> **JOB**:
Return each entry exactly, omitting nothing.

A block of data:
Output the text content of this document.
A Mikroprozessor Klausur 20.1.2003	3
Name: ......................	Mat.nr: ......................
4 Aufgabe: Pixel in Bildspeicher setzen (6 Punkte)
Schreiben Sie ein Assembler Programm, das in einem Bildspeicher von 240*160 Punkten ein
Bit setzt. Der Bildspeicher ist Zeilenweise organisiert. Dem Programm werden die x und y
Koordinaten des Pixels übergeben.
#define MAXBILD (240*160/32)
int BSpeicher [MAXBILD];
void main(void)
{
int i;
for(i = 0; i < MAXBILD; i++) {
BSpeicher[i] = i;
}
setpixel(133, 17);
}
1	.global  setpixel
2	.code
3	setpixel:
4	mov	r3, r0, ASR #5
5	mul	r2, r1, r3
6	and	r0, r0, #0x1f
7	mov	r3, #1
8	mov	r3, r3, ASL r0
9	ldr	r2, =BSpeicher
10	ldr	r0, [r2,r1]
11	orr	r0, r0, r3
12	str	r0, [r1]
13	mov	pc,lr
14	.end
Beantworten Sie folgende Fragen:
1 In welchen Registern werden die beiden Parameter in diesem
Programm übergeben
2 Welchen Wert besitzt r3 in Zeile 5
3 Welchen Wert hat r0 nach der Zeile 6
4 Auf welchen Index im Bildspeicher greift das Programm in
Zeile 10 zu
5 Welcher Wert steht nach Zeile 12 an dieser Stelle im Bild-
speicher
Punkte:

> **RESPONSE TO THE TASK**:
Output the text content of this document.
A Mikroprozessor Klausur 20.1.2003	3
Name: ......................	Mat.nr: ......................
4 Aufgabe: Pixel in Bildspeicher setzen (6 Punkte)
Schreiben Sie ein Assembler Programm, das in einem Bildspeicher von 240*160 Punkten ein
Bit setzt. Der Bildspeicher ist Zeilenweise organisiert. Dem Programm werden die x und y
Koordinaten des Pixels übergeben.
#define MAXBILD (240*160/32)
int BSpeicher [MAXBILD];
void main(void)
{
int i;
for(i = 0; i < MAXBILD; i++) {
BSpeicher[i] = i;
}
setpixel(133, 17);
}
1	.global  setpixel
2	.code
3	setpixel:
4	mov	r3, r0, ASR #5
5	mul	r2, r1, r3
6	and	r0, r0, #0x1f
7	mov	r3, #1
8	mov	r3, r3, ASL r0
9	ldr	r2, =BSpeicher
10	ldr	r0, [r2,r1]
11	orr	r0, r0, r3
12	str	r0, [r1]
13	mov	pc,lr
14	.end
Beantworten Sie folgende Fragen:
1 In welchen Registern werden die beiden Parameter in diesem
Programm übergeben
2 Welchen Wert besitzt r3 in Zeile 5
3 Welchen Wert hat r0 nach der Zeile 6
4 Auf welchen Index im Bildspeicher greift das Programm in
Zeile 10 zu
5 Welcher Wert steht nach Zeile 12 an dieser Stelle im Bild-
speicher
Punkte:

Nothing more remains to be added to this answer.